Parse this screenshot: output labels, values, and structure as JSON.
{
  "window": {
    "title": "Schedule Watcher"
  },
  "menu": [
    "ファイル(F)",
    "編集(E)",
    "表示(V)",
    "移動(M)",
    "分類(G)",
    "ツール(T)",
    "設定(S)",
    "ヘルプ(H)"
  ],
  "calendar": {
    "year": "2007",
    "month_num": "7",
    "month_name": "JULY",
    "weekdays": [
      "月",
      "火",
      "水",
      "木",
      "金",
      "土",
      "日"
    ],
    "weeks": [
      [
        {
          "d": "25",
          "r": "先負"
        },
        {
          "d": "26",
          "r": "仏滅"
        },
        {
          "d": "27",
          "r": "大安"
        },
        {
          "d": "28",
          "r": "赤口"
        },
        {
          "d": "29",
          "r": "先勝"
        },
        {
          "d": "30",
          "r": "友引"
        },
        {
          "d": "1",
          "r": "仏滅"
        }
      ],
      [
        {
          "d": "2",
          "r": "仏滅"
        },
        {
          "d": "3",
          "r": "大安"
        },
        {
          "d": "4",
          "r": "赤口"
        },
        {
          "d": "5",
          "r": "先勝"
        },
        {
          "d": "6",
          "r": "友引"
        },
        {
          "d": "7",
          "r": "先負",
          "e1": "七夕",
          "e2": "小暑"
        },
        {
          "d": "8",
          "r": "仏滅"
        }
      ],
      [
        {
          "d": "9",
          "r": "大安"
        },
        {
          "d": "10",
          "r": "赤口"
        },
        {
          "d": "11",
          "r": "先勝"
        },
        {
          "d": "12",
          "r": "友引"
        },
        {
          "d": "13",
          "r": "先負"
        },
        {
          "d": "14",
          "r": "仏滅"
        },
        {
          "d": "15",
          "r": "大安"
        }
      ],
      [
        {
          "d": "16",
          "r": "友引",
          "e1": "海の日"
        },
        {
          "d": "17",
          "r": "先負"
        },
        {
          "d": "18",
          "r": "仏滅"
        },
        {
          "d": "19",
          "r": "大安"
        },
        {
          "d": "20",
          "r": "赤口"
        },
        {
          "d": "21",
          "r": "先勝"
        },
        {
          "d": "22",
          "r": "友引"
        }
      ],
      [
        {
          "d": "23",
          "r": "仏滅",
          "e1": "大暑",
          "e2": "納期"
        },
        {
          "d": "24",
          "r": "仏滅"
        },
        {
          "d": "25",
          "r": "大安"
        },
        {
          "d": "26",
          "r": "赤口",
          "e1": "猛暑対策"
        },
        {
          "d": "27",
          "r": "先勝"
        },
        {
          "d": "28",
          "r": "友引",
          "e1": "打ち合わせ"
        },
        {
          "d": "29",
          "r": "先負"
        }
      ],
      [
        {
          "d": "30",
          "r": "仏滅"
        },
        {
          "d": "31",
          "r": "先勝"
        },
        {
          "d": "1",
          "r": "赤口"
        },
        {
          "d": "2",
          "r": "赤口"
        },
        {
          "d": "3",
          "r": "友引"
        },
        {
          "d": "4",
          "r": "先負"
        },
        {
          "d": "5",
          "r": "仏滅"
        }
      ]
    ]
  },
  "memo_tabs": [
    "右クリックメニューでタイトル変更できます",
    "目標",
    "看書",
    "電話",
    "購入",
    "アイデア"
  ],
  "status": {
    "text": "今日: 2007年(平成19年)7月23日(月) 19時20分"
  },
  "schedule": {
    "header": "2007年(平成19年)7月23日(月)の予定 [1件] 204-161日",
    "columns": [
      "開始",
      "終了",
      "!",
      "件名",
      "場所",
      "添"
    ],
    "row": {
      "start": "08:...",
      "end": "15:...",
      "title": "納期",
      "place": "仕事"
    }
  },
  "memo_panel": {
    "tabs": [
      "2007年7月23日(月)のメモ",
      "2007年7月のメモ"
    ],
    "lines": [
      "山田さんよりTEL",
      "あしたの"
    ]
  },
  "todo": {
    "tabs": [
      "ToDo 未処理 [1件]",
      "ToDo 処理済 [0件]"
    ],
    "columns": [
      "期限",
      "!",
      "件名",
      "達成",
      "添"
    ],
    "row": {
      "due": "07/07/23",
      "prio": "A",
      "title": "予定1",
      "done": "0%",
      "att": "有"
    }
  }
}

----

_Work to do_
Write out every record verbatim.

_Result of the exercise_
Parse this screenshot: output labels, values, and structure as JSON.
{
  "window": {
    "title": "Schedule Watcher"
  },
  "menu": [
    "ファイル(F)",
    "編集(E)",
    "表示(V)",
    "移動(M)",
    "分類(G)",
    "ツール(T)",
    "設定(S)",
    "ヘルプ(H)"
  ],
  "calendar": {
    "year": "2007",
    "month_num": "7",
    "month_name": "JULY",
    "weekdays": [
      "月",
      "火",
      "水",
      "木",
      "金",
      "土",
      "日"
    ],
    "weeks": [
      [
        {
          "d": "25",
          "r": "先負"
        },
        {
          "d": "26",
          "r": "仏滅"
        },
        {
          "d": "27",
          "r": "大安"
        },
        {
          "d": "28",
          "r": "赤口"
        },
        {
          "d": "29",
          "r": "先勝"
        },
        {
          "d": "30",
          "r": "友引"
        },
        {
          "d": "1",
          "r": "仏滅"
        }
      ],
      [
        {
          "d": "2",
          "r": "仏滅"
        },
        {
          "d": "3",
          "r": "大安"
        },
        {
          "d": "4",
          "r": "赤口"
        },
        {
          "d": "5",
          "r": "先勝"
        },
        {
          "d": "6",
          "r": "友引"
        },
        {
          "d": "7",
          "r": "先負",
          "e1": "七夕",
          "e2": "小暑"
        },
        {
          "d": "8",
          "r": "仏滅"
        }
      ],
      [
        {
          "d": "9",
          "r": "大安"
        },
        {
          "d": "10",
          "r": "赤口"
        },
        {
          "d": "11",
          "r": "先勝"
        },
        {
          "d": "12",
          "r": "友引"
        },
        {
          "d": "13",
          "r": "先負"
        },
        {
          "d": "14",
          "r": "仏滅"
        },
        {
          "d": "15",
          "r": "大安"
        }
      ],
      [
        {
          "d": "16",
          "r": "友引",
          "e1": "海の日"
        },
        {
          "d": "17",
          "r": "先負"
        },
        {
          "d": "18",
          "r": "仏滅"
        },
        {
          "d": "19",
          "r": "大安"
        },
        {
          "d": "20",
          "r": "赤口"
        },
        {
          "d": "21",
          "r": "先勝"
        },
        {
          "d": "22",
          "r": "友引"
        }
      ],
      [
        {
          "d": "23",
          "r": "仏滅",
          "e1": "大暑",
          "e2": "納期"
        },
        {
          "d": "24",
          "r": "仏滅"
        },
        {
          "d": "25",
          "r": "大安"
        },
        {
          "d": "26",
          "r": "赤口",
          "e1": "猛暑対策"
        },
        {
          "d": "27",
          "r": "先勝"
        },
        {
          "d": "28",
          "r": "友引",
          "e1": "打ち合わせ"
        },
        {
          "d": "29",
          "r": "先負"
        }
      ],
      [
        {
          "d": "30",
          "r": "仏滅"
        },
        {
          "d": "31",
          "r": "先勝"
        },
        {
          "d": "1",
          "r": "赤口"
        },
        {
          "d": "2",
          "r": "赤口"
        },
        {
          "d": "3",
          "r": "友引"
        },
        {
          "d": "4",
          "r": "先負"
        },
        {
          "d": "5",
          "r": "仏滅"
        }
      ]
    ]
  },
  "memo_tabs": [
    "右クリックメニューでタイトル変更できます",
    "目標",
    "看書",
    "電話",
    "購入",
    "アイデア"
  ],
  "status": {
    "text": "今日: 2007年(平成19年)7月23日(月) 19時20分"
  },
  "schedule": {
    "header": "2007年(平成19年)7月23日(月)の予定 [1件] 204-161日",
    "columns": [
      "開始",
      "終了",
      "!",
      "件名",
      "場所",
      "添"
    ],
    "row": {
      "start": "08:...",
      "end": "15:...",
      "title": "納期",
      "place": "仕事"
    }
  },
  "memo_panel": {
    "tabs": [
      "2007年7月23日(月)のメモ",
      "2007年7月のメモ"
    ],
    "lines": [
      "山田さんよりTEL",
      "あしたの"
    ]
  },
  "todo": {
    "tabs": [
      "ToDo 未処理 [1件]",
      "ToDo 処理済 [0件]"
    ],
    "columns": [
      "期限",
      "!",
      "件名",
      "達成",
      "添"
    ],
    "row": {
      "due": "07/07/23",
      "prio": "A",
      "title": "予定1",
      "done": "0%",
      "att": "有"
    }
  }
}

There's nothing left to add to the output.